The request – Filter this material down to the lines that hold "MSCI", copying each one.

==========

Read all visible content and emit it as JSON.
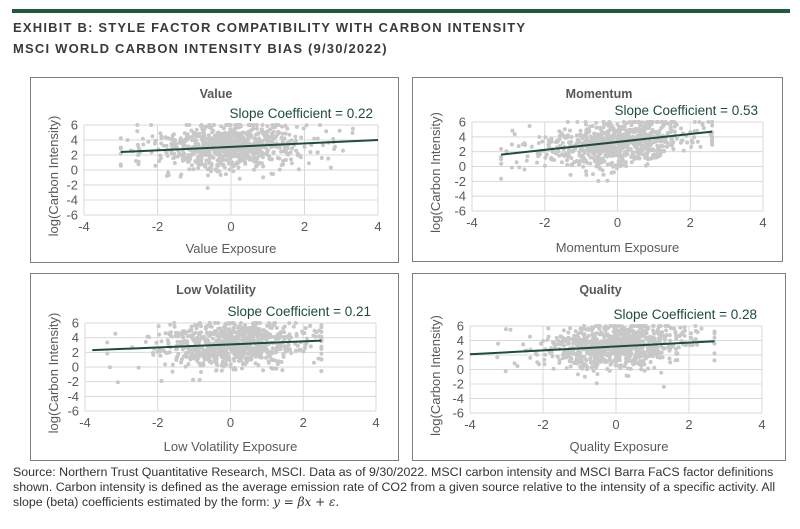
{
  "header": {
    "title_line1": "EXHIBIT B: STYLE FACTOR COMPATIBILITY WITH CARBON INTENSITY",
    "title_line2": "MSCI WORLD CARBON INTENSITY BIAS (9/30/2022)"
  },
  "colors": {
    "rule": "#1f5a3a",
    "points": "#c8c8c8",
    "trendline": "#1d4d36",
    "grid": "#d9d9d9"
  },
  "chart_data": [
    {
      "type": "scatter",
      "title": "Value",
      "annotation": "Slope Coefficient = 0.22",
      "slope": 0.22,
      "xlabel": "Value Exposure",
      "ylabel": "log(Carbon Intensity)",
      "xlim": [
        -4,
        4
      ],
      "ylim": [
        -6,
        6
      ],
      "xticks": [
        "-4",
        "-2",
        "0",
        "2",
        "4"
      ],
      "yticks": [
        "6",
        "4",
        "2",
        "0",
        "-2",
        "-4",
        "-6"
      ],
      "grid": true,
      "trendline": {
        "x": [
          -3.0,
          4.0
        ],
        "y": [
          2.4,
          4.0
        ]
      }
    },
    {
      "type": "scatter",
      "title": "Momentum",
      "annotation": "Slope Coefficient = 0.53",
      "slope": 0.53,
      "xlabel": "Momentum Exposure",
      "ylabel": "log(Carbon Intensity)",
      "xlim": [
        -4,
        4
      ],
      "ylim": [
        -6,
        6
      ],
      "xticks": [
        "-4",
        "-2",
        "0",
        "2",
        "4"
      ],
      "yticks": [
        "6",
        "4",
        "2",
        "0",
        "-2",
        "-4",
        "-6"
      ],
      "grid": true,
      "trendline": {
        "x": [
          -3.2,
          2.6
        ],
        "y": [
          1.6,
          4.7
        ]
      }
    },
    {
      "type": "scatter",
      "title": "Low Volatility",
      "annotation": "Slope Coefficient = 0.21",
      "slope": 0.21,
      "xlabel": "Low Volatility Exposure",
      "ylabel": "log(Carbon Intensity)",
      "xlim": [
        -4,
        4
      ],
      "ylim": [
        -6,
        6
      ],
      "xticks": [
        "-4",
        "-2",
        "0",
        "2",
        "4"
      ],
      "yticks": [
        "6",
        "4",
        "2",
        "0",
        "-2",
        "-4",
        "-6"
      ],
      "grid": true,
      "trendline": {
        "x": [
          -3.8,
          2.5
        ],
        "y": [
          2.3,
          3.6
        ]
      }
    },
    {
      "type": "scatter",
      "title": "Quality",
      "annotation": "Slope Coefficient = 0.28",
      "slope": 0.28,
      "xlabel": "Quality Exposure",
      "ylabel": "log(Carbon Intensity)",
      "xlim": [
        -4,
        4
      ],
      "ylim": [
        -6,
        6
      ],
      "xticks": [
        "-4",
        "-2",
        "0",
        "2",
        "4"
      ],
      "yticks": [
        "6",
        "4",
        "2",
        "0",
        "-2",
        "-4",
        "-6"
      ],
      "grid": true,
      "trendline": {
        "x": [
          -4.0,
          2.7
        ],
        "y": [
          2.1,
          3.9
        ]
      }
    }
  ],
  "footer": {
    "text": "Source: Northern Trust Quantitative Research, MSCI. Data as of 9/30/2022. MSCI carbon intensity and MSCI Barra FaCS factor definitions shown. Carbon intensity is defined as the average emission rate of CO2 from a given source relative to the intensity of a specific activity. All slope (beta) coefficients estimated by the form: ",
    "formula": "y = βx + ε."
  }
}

==========

Solved problem –
    "title_line2": "MSCI WORLD CARBON INTENSITY BIAS (9/30/2022)"
    "text": "Source: Northern Trust Quantitative Research, MSCI. Data as of 9/30/2022. MSCI carbon intensity and MSCI Barra FaCS factor definitions shown. Carbon intensity is defined as the average emission rate of CO2 from a given source relative to the intensity of a specific activity. All slope (beta) coefficients estimated by the form: ",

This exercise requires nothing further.